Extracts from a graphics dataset
▶

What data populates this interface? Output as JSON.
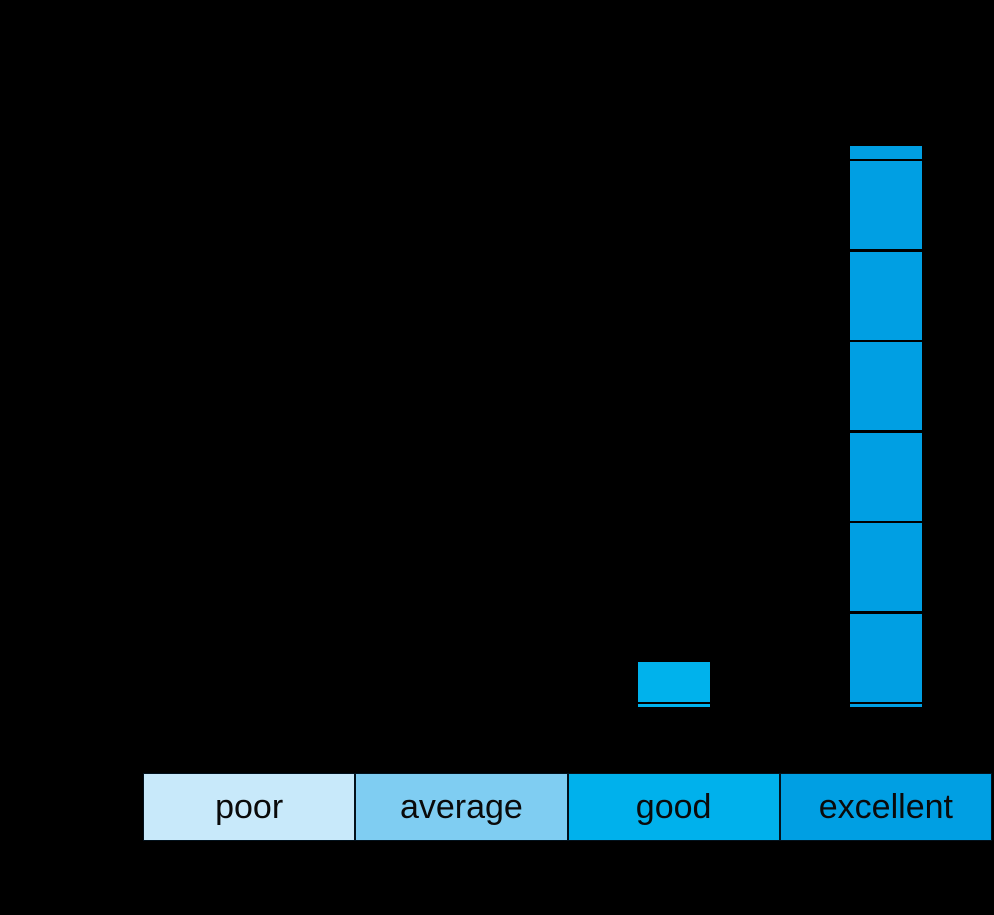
{
  "chart_data": {
    "type": "bar",
    "title": "",
    "xlabel": "",
    "ylabel": "",
    "categories": [
      "poor",
      "average",
      "good",
      "excellent"
    ],
    "values": [
      0,
      0,
      0.5,
      6.2
    ],
    "values_in_gridline_units": true,
    "ylim": [
      0,
      7
    ],
    "grid": true,
    "gridline_count": 8,
    "legend_position": "none",
    "axis_cells": [
      {
        "label": "poor",
        "color": "#c8e9fa"
      },
      {
        "label": "average",
        "color": "#7fcdf2"
      },
      {
        "label": "good",
        "color": "#00b1ec"
      },
      {
        "label": "excellent",
        "color": "#009fe3"
      }
    ],
    "bar_colors": [
      "#c8e9fa",
      "#7fcdf2",
      "#00b2ec",
      "#009fe3"
    ],
    "colors": {
      "background": "#000000",
      "gridline": "#000000",
      "axis_label_text": "#0a0a0a"
    }
  }
}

◀

Aim of the exercise
Transcribe the material as is, with images omitted.

Task answer
What data populates this interface? Output as JSON.
{
  "chart_data": {
    "type": "bar",
    "title": "",
    "xlabel": "",
    "ylabel": "",
    "categories": [
      "poor",
      "average",
      "good",
      "excellent"
    ],
    "values": [
      0,
      0,
      0.5,
      6.2
    ],
    "values_in_gridline_units": true,
    "ylim": [
      0,
      7
    ],
    "grid": true,
    "gridline_count": 8,
    "legend_position": "none",
    "axis_cells": [
      {
        "label": "poor",
        "color": "#c8e9fa"
      },
      {
        "label": "average",
        "color": "#7fcdf2"
      },
      {
        "label": "good",
        "color": "#00b1ec"
      },
      {
        "label": "excellent",
        "color": "#009fe3"
      }
    ],
    "bar_colors": [
      "#c8e9fa",
      "#7fcdf2",
      "#00b2ec",
      "#009fe3"
    ],
    "colors": {
      "background": "#000000",
      "gridline": "#000000",
      "axis_label_text": "#0a0a0a"
    }
  }
}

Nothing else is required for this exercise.